▸ Written request
Write out the whole listing again, exactly as given.

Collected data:
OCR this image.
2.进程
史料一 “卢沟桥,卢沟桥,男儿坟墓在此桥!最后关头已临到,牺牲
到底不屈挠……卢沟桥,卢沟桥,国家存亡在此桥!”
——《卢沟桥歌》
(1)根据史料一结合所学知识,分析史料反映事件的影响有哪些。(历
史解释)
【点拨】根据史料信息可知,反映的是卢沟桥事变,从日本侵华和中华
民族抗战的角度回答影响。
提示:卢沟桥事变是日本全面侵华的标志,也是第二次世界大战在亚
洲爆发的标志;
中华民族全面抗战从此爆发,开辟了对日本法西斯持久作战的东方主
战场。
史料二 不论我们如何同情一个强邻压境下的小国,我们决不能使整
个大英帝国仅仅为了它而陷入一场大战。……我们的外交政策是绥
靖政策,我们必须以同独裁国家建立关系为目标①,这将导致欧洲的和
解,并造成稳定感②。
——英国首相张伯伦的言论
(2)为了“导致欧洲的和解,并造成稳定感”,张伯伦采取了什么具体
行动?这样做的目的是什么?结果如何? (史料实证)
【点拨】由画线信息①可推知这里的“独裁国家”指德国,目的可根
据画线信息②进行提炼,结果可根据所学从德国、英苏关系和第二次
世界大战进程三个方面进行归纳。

▸ The output
OCR this image.
2.进程
史料一 “卢沟桥,卢沟桥,男儿坟墓在此桥!最后关头已临到,牺牲
到底不屈挠……卢沟桥,卢沟桥,国家存亡在此桥!”
——《卢沟桥歌》
(1)根据史料一结合所学知识,分析史料反映事件的影响有哪些。(历
史解释)
【点拨】根据史料信息可知,反映的是卢沟桥事变,从日本侵华和中华
民族抗战的角度回答影响。
提示:卢沟桥事变是日本全面侵华的标志,也是第二次世界大战在亚
洲爆发的标志;
中华民族全面抗战从此爆发,开辟了对日本法西斯持久作战的东方主
战场。
史料二 不论我们如何同情一个强邻压境下的小国,我们决不能使整
个大英帝国仅仅为了它而陷入一场大战。……我们的外交政策是绥
靖政策,我们必须以同独裁国家建立关系为目标①,这将导致欧洲的和
解,并造成稳定感②。
——英国首相张伯伦的言论
(2)为了“导致欧洲的和解,并造成稳定感”,张伯伦采取了什么具体
行动?这样做的目的是什么?结果如何? (史料实证)
【点拨】由画线信息①可推知这里的“独裁国家”指德国,目的可根
据画线信息②进行提炼,结果可根据所学从德国、英苏关系和第二次
世界大战进程三个方面进行归纳。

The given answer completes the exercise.